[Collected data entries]
▽
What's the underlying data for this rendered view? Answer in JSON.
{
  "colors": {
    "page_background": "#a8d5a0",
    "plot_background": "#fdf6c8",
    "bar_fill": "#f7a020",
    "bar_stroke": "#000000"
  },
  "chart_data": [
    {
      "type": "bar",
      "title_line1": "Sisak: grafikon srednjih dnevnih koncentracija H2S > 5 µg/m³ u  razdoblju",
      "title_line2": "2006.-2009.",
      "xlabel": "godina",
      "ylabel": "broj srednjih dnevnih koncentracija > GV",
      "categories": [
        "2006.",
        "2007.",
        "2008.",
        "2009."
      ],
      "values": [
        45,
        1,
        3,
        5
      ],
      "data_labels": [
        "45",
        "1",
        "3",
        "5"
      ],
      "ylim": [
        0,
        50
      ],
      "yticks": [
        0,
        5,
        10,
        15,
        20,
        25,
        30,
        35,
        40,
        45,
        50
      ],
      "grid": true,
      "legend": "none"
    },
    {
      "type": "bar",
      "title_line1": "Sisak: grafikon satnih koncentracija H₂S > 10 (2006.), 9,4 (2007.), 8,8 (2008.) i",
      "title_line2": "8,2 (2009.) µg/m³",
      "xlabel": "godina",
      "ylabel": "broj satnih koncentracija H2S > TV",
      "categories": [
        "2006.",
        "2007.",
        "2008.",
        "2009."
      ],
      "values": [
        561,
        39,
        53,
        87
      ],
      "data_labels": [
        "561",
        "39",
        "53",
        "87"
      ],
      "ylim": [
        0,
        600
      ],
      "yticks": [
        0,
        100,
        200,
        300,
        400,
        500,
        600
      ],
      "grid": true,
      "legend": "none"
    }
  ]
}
△
▽
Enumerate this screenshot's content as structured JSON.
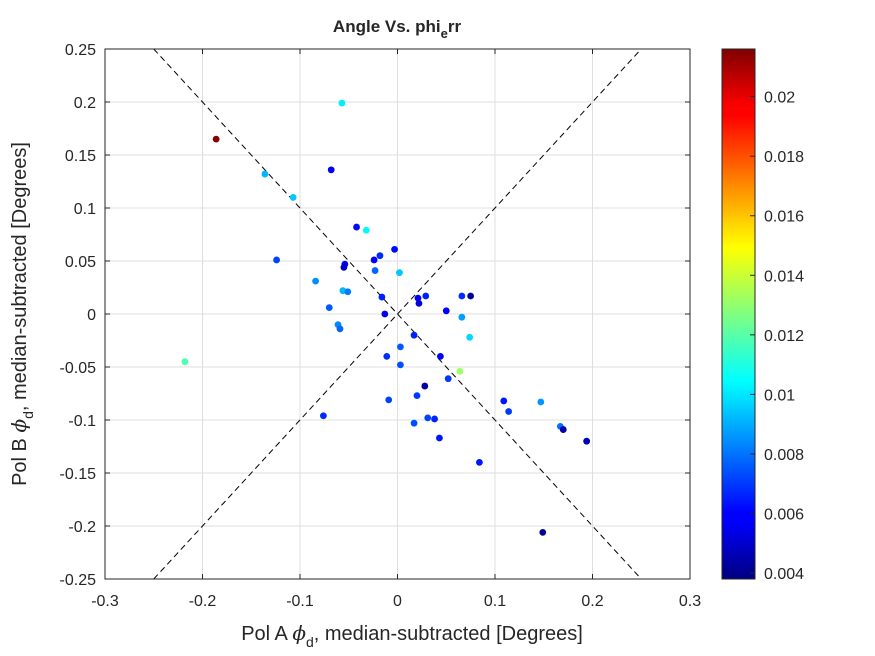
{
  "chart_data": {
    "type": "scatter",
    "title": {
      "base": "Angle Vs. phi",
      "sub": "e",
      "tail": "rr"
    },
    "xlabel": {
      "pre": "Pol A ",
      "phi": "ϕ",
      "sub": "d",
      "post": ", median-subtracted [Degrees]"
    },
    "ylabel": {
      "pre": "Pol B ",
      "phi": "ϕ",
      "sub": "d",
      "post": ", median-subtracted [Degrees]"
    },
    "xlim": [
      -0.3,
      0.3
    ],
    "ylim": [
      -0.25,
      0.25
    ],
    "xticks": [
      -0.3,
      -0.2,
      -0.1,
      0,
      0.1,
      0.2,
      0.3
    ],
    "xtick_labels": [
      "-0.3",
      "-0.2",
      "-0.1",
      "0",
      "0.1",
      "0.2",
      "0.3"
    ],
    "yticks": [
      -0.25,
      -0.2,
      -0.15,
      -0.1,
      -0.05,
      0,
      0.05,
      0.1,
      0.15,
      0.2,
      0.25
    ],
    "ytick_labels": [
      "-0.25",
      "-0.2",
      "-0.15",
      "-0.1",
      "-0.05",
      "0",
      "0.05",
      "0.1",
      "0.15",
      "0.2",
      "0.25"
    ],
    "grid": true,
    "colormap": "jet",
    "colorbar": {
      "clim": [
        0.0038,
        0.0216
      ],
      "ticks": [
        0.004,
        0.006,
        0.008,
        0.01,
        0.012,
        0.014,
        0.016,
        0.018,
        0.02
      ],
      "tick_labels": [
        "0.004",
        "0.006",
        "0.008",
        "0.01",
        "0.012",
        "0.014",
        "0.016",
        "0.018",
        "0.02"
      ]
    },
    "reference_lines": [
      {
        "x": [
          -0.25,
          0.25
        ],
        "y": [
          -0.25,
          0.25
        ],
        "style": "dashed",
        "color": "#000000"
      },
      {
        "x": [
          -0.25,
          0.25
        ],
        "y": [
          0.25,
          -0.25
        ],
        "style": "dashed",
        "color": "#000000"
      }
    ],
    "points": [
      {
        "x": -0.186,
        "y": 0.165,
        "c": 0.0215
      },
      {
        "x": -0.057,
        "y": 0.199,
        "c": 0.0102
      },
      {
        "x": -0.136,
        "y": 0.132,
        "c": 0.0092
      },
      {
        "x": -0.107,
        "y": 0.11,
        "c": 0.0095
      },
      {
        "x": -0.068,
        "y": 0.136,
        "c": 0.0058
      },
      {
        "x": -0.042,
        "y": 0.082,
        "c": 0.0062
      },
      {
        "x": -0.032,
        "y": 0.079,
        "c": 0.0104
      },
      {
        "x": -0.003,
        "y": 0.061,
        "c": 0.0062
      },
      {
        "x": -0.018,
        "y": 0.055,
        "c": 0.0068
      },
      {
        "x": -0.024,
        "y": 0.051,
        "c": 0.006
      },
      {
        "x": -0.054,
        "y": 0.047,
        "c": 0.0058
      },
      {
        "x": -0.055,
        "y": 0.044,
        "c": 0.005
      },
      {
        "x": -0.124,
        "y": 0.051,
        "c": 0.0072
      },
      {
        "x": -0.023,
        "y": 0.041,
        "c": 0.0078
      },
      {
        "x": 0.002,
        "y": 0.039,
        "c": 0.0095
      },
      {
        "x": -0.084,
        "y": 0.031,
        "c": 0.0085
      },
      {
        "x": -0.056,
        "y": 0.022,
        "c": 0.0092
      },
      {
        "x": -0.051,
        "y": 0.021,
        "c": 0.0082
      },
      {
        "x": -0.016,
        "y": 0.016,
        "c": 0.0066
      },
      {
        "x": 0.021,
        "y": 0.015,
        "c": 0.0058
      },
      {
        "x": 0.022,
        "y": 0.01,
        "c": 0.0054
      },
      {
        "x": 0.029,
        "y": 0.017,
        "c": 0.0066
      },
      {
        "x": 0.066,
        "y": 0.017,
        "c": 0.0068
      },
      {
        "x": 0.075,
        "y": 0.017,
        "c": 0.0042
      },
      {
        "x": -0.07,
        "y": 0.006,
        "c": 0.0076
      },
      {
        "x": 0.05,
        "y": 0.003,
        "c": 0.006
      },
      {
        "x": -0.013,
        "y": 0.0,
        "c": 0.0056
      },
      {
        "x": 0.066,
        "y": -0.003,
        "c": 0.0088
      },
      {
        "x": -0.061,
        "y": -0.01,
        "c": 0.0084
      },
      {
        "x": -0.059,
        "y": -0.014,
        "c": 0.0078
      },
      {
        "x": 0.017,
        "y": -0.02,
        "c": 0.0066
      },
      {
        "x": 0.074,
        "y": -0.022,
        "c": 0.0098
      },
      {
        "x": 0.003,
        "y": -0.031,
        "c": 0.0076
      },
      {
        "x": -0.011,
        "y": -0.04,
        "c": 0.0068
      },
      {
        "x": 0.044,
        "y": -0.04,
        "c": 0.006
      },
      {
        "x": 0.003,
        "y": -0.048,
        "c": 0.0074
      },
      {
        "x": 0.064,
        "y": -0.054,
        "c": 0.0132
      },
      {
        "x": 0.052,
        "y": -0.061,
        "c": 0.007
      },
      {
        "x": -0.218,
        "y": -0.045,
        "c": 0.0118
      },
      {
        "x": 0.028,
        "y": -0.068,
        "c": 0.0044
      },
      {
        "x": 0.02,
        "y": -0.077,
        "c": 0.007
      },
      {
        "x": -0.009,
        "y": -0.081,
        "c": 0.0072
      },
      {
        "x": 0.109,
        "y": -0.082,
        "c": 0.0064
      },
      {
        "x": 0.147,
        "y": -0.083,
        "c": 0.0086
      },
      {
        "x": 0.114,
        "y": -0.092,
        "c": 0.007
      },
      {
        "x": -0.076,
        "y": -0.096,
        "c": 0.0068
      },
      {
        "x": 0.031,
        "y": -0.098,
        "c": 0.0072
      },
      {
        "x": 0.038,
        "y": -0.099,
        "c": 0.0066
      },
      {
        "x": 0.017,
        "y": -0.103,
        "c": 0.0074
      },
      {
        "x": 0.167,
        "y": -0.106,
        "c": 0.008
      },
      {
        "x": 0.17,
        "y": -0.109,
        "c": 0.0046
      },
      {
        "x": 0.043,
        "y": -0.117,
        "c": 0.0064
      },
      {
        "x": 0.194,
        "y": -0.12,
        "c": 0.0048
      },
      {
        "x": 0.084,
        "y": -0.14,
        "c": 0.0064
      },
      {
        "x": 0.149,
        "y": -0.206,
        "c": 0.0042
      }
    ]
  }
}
△
== THE PROBLEM ==
Select every line of the records holding the string "satnih".

== WRITTEN RESPONSE ==
      "title_line1": "Sisak: grafikon satnih koncentracija H₂S > 10 (2006.), 9,4 (2007.), 8,8 (2008.) i",
      "ylabel": "broj satnih koncentracija H2S > TV",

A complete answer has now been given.